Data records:
[Begin]
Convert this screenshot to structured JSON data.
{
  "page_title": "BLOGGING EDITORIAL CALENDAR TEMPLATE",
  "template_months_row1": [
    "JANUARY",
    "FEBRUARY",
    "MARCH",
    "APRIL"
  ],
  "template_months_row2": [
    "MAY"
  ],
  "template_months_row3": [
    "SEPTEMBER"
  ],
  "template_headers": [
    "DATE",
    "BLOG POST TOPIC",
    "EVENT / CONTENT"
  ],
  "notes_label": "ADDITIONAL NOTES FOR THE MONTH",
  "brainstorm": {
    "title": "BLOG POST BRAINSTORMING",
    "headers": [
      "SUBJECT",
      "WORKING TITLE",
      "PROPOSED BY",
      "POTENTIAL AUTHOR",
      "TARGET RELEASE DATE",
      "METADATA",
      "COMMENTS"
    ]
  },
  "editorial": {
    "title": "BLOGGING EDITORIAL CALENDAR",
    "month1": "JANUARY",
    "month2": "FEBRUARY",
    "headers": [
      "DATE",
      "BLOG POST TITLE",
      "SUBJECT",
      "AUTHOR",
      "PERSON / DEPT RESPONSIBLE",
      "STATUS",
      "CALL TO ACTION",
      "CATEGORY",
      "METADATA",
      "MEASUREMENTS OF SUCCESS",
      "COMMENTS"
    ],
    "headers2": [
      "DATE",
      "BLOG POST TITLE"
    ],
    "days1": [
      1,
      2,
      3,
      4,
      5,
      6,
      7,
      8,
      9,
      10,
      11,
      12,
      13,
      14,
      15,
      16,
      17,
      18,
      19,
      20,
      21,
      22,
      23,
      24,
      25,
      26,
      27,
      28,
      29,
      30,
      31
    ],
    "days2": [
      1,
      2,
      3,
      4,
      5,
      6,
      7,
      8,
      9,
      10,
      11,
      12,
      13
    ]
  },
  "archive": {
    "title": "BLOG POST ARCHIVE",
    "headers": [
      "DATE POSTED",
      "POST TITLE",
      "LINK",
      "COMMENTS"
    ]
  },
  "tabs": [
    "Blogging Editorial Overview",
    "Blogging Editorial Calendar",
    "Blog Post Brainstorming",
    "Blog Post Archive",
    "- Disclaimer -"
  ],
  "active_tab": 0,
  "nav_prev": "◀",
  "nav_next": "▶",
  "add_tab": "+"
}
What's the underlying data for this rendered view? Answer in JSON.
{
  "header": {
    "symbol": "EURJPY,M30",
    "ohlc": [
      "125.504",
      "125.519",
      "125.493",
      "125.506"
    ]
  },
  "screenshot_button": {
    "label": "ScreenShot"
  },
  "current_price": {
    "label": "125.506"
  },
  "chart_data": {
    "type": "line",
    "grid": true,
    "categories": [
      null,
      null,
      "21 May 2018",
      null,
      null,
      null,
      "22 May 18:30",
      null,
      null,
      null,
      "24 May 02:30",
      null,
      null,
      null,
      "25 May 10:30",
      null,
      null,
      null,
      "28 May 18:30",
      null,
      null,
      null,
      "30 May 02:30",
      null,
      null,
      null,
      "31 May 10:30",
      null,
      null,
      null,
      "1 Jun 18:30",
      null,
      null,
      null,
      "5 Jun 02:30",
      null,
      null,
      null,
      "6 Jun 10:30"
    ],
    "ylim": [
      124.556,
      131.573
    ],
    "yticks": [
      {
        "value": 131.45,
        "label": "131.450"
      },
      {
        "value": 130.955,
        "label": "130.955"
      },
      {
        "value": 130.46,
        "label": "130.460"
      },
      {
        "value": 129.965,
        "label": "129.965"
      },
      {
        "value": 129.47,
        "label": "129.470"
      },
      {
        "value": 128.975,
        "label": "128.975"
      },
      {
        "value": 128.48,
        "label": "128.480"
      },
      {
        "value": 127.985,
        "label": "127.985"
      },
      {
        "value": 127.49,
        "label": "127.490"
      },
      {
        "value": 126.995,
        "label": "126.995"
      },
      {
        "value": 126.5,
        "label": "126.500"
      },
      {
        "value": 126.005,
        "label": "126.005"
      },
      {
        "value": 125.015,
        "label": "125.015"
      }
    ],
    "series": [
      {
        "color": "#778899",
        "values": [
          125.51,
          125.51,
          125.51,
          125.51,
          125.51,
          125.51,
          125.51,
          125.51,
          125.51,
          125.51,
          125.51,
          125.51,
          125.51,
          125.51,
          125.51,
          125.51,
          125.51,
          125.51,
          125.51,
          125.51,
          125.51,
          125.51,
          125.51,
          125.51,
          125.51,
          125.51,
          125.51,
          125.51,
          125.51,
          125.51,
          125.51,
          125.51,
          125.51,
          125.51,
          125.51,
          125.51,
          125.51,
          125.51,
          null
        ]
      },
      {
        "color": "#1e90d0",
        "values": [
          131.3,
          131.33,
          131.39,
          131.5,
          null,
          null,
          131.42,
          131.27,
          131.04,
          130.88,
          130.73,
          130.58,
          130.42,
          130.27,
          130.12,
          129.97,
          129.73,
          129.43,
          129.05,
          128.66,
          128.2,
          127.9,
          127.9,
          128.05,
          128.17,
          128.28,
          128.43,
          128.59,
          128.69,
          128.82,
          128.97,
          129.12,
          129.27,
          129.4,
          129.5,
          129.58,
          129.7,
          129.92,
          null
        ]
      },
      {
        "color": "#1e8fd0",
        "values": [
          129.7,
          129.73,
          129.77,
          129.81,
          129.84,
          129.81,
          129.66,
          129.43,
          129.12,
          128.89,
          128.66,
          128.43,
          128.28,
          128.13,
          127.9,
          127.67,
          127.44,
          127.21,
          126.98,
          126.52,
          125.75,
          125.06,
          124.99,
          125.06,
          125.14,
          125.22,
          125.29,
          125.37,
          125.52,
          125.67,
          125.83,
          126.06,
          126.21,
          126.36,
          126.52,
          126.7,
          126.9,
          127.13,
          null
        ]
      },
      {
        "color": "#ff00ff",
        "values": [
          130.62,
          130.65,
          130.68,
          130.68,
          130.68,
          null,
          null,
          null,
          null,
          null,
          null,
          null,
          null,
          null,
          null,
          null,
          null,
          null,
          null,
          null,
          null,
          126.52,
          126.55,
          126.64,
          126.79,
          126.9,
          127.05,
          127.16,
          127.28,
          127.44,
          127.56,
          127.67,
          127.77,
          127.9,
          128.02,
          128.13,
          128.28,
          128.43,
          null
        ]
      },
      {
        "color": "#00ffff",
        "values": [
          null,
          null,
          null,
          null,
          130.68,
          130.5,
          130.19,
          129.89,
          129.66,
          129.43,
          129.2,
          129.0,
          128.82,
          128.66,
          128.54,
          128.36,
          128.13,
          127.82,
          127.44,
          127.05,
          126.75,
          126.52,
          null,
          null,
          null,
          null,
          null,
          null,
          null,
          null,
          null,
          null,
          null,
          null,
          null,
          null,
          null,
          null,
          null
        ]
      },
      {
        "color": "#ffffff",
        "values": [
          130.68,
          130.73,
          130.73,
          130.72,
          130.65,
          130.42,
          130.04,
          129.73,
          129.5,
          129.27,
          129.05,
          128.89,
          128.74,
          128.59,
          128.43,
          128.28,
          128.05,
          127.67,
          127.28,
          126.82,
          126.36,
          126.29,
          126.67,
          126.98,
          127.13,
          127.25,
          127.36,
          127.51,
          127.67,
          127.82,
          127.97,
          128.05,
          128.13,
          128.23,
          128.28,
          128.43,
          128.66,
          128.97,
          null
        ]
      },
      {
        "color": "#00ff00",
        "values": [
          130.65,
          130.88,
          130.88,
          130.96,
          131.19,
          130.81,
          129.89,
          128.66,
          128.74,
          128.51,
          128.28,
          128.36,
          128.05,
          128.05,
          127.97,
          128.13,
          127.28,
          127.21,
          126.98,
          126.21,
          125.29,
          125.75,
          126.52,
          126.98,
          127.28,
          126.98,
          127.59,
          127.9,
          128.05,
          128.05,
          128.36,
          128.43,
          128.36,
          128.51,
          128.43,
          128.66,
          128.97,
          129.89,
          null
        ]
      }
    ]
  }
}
[End]
Go through the entries above and pull out each line with "DATE" in it.

WRITTEN RESPONSE
    "DATE",
      "TARGET RELEASE DATE",
      "DATE",
      "DATE",
      "DATE POSTED",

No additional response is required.